** START OF Dataset content **

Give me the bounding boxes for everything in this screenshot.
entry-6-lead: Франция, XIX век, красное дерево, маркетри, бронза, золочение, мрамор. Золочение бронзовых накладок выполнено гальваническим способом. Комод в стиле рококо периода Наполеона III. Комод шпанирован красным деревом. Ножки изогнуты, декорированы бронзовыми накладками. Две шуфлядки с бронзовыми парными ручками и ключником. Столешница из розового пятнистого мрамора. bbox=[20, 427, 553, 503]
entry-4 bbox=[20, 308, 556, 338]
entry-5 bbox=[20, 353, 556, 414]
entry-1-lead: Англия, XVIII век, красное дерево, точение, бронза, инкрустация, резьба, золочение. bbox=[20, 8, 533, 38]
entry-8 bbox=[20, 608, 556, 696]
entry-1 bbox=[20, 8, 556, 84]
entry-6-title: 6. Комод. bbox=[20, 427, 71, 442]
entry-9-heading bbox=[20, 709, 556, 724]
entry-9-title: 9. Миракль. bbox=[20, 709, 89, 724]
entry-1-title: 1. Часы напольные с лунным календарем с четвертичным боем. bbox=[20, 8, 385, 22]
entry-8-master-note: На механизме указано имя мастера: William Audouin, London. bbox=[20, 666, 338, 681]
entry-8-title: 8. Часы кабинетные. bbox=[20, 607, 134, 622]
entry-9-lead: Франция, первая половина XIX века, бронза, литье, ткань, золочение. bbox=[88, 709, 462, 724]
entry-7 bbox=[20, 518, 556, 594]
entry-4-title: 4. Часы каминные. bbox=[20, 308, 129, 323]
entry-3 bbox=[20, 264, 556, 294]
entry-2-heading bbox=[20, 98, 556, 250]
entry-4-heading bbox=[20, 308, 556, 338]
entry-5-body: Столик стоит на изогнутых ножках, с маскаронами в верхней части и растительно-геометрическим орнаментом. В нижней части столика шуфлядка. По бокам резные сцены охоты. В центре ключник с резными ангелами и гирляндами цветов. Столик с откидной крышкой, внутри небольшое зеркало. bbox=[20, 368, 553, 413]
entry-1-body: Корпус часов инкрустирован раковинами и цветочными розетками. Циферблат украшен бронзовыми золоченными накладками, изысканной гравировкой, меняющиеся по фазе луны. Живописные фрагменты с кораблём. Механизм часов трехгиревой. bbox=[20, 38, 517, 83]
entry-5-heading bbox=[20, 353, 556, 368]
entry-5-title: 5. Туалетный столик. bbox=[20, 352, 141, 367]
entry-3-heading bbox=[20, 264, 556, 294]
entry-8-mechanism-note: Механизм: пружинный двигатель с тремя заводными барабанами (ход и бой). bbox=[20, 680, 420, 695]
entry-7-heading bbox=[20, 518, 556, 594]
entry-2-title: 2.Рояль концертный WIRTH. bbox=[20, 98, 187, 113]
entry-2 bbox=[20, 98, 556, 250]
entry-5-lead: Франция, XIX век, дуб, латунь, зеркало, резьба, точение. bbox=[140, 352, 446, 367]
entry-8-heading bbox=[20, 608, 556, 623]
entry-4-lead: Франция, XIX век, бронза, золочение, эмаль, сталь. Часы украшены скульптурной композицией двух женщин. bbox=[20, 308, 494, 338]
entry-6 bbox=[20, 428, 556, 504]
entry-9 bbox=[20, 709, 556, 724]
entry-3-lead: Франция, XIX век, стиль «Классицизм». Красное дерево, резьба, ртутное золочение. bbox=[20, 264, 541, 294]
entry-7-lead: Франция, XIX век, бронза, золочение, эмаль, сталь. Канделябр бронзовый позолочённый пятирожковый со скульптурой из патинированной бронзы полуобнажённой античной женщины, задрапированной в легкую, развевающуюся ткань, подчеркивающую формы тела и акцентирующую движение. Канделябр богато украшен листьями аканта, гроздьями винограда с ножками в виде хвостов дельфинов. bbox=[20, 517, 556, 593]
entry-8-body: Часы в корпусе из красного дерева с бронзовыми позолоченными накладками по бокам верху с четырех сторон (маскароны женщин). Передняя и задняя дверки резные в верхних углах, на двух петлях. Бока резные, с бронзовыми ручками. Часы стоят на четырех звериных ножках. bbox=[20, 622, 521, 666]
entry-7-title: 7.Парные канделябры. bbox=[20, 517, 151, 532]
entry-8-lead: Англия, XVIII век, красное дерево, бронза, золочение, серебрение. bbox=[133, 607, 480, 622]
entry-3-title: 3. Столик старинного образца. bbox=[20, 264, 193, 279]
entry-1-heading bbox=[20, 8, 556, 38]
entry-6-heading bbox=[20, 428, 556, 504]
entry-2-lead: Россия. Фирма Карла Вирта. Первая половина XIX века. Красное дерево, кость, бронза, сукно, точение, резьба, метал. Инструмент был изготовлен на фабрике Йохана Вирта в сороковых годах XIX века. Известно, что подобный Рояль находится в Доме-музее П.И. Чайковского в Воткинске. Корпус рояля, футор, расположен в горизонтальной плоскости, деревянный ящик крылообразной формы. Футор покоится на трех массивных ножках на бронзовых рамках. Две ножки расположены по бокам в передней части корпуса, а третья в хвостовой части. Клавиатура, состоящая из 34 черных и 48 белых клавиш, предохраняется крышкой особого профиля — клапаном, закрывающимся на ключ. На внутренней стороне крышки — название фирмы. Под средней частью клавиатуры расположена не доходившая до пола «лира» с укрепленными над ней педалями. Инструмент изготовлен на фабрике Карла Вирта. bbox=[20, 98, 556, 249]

** END OF Dataset content **

• Request
Please format all the lines above as a numbered list, leaving out any blank lines.

• Response
1. Give me the bounding boxes for everything in this screenshot.
2. entry-6-lead: Франция, XIX век, красное дерево, маркетри, бронза, золочение, мрамор. Золочение бронзовых накладок выполнено гальваническим способом. Комод в стиле рококо периода Наполеона III. Комод шпанирован красным деревом. Ножки изогнуты, декорированы бронзовыми накладками. Две шуфлядки с бронзовыми парными ручками и ключником. Столешница из розового пятнистого мрамора. bbox=[20, 427, 553, 503]
3. entry-4 bbox=[20, 308, 556, 338]
4. entry-5 bbox=[20, 353, 556, 414]
5. entry-1-lead: Англия, XVIII век, красное дерево, точение, бронза, инкрустация, резьба, золочение. bbox=[20, 8, 533, 38]
6. entry-8 bbox=[20, 608, 556, 696]
7. entry-1 bbox=[20, 8, 556, 84]
8. entry-6-title: 6. Комод. bbox=[20, 427, 71, 442]
9. entry-9-heading bbox=[20, 709, 556, 724]
10. entry-9-title: 9. Миракль. bbox=[20, 709, 89, 724]
11. entry-1-title: 1. Часы напольные с лунным календарем с четвертичным боем. bbox=[20, 8, 385, 22]
12. entry-8-master-note: На механизме указано имя мастера: William Audouin, London. bbox=[20, 666, 338, 681]
13. entry-8-title: 8. Часы кабинетные. bbox=[20, 607, 134, 622]
14. entry-9-lead: Франция, первая половина XIX века, бронза, литье, ткань, золочение. bbox=[88, 709, 462, 724]
15. entry-7 bbox=[20, 518, 556, 594]
16. entry-4-title: 4. Часы каминные. bbox=[20, 308, 129, 323]
17. entry-3 bbox=[20, 264, 556, 294]
18. entry-2-heading bbox=[20, 98, 556, 250]
19. entry-4-heading bbox=[20, 308, 556, 338]
20. entry-5-body: Столик стоит на изогнутых ножках, с маскаронами в верхней части и растительно-геометрическим орнаментом. В нижней части столика шуфлядка. По бокам резные сцены охоты. В центре ключник с резными ангелами и гирляндами цветов. Столик с откидной крышкой, внутри небольшое зеркало. bbox=[20, 368, 553, 413]
21. entry-1-body: Корпус часов инкрустирован раковинами и цветочными розетками. Циферблат украшен бронзовыми золоченными накладками, изысканной гравировкой, меняющиеся по фазе луны. Живописные фрагменты с кораблём. Механизм часов трехгиревой. bbox=[20, 38, 517, 83]
22. entry-5-heading bbox=[20, 353, 556, 368]
23. entry-5-title: 5. Туалетный столик. bbox=[20, 352, 141, 367]
24. entry-3-heading bbox=[20, 264, 556, 294]
25. entry-8-mechanism-note: Механизм: пружинный двигатель с тремя заводными барабанами (ход и бой). bbox=[20, 680, 420, 695]
26. entry-7-heading bbox=[20, 518, 556, 594]
27. entry-2-title: 2.Рояль концертный WIRTH. bbox=[20, 98, 187, 113]
28. entry-2 bbox=[20, 98, 556, 250]
29. entry-5-lead: Франция, XIX век, дуб, латунь, зеркало, резьба, точение. bbox=[140, 352, 446, 367]
30. entry-8-heading bbox=[20, 608, 556, 623]
31. entry-4-lead: Франция, XIX век, бронза, золочение, эмаль, сталь. Часы украшены скульптурной композицией двух женщин. bbox=[20, 308, 494, 338]
32. entry-6 bbox=[20, 428, 556, 504]
33. entry-9 bbox=[20, 709, 556, 724]
34. entry-3-lead: Франция, XIX век, стиль «Классицизм». Красное дерево, резьба, ртутное золочение. bbox=[20, 264, 541, 294]
35. entry-7-lead: Франция, XIX век, бронза, золочение, эмаль, сталь. Канделябр бронзовый позолочённый пятирожковый со скульптурой из патинированной бронзы полуобнажённой античной женщины, задрапированной в легкую, развевающуюся ткань, подчеркивающую формы тела и акцентирующую движение. Канделябр богато украшен листьями аканта, гроздьями винограда с ножками в виде хвостов дельфинов. bbox=[20, 517, 556, 593]
36. entry-8-body: Часы в корпусе из красного дерева с бронзовыми позолоченными накладками по бокам верху с четырех сторон (маскароны женщин). Передняя и задняя дверки резные в верхних углах, на двух петлях. Бока резные, с бронзовыми ручками. Часы стоят на четырех звериных ножках. bbox=[20, 622, 521, 666]
37. entry-7-title: 7.Парные канделябры. bbox=[20, 517, 151, 532]
38. entry-8-lead: Англия, XVIII век, красное дерево, бронза, золочение, серебрение. bbox=[133, 607, 480, 622]
39. entry-3-title: 3. Столик старинного образца. bbox=[20, 264, 193, 279]
40. entry-1-heading bbox=[20, 8, 556, 38]
41. entry-6-heading bbox=[20, 428, 556, 504]
42. entry-2-lead: Россия. Фирма Карла Вирта. Первая половина XIX века. Красное дерево, кость, бронза, сукно, точение, резьба, метал. Инструмент был изготовлен на фабрике Йохана Вирта в сороковых годах XIX века. Известно, что подобный Рояль находится в Доме-музее П.И. Чайковского в Воткинске. Корпус рояля, футор, расположен в горизонтальной плоскости, деревянный ящик крылообразной формы. Футор покоится на трех массивных ножках на бронзовых рамках. Две ножки расположены по бокам в передней части корпуса, а третья в хвостовой части. Клавиатура, состоящая из 34 черных и 48 белых клавиш, предохраняется крышкой особого профиля — клапаном, закрывающимся на ключ. На внутренней стороне крышки — название фирмы. Под средней частью клавиатуры расположена не доходившая до пола «лира» с укрепленными над ней педалями. Инструмент изготовлен на фабрике Карла Вирта. bbox=[20, 98, 556, 249]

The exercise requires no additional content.